● **Work required**
Each line below should be quoted exactly, please.

● **Data excerpts**
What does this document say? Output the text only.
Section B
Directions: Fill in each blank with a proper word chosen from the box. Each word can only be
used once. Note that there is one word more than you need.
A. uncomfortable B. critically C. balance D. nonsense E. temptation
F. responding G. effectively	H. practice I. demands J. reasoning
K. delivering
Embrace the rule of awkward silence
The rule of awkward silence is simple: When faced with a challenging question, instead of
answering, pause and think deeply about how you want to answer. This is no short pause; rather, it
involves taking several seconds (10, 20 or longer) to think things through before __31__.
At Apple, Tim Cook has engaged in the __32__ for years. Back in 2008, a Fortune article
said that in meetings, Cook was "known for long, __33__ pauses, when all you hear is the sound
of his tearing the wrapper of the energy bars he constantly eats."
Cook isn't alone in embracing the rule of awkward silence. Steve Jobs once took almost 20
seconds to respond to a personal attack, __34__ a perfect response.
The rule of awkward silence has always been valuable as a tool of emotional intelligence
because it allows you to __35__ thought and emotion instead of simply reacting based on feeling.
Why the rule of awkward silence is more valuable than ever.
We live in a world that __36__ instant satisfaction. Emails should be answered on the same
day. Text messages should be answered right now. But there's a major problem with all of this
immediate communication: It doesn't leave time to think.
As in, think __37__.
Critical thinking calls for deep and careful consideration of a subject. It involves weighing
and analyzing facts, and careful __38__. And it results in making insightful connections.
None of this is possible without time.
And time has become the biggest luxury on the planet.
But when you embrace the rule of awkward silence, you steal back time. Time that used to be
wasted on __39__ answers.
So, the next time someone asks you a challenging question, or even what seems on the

● **Complete response**
What does this document say? Output the text only.
Section B
Directions: Fill in each blank with a proper word chosen from the box. Each word can only be
used once. Note that there is one word more than you need.
A. uncomfortable B. critically C. balance D. nonsense E. temptation
F. responding G. effectively	H. practice I. demands J. reasoning
K. delivering
Embrace the rule of awkward silence
The rule of awkward silence is simple: When faced with a challenging question, instead of
answering, pause and think deeply about how you want to answer. This is no short pause; rather, it
involves taking several seconds (10, 20 or longer) to think things through before __31__.
At Apple, Tim Cook has engaged in the __32__ for years. Back in 2008, a Fortune article
said that in meetings, Cook was "known for long, __33__ pauses, when all you hear is the sound
of his tearing the wrapper of the energy bars he constantly eats."
Cook isn't alone in embracing the rule of awkward silence. Steve Jobs once took almost 20
seconds to respond to a personal attack, __34__ a perfect response.
The rule of awkward silence has always been valuable as a tool of emotional intelligence
because it allows you to __35__ thought and emotion instead of simply reacting based on feeling.
Why the rule of awkward silence is more valuable than ever.
We live in a world that __36__ instant satisfaction. Emails should be answered on the same
day. Text messages should be answered right now. But there's a major problem with all of this
immediate communication: It doesn't leave time to think.
As in, think __37__.
Critical thinking calls for deep and careful consideration of a subject. It involves weighing
and analyzing facts, and careful __38__. And it results in making insightful connections.
None of this is possible without time.
And time has become the biggest luxury on the planet.
But when you embrace the rule of awkward silence, you steal back time. Time that used to be
wasted on __39__ answers.
So, the next time someone asks you a challenging question, or even what seems on the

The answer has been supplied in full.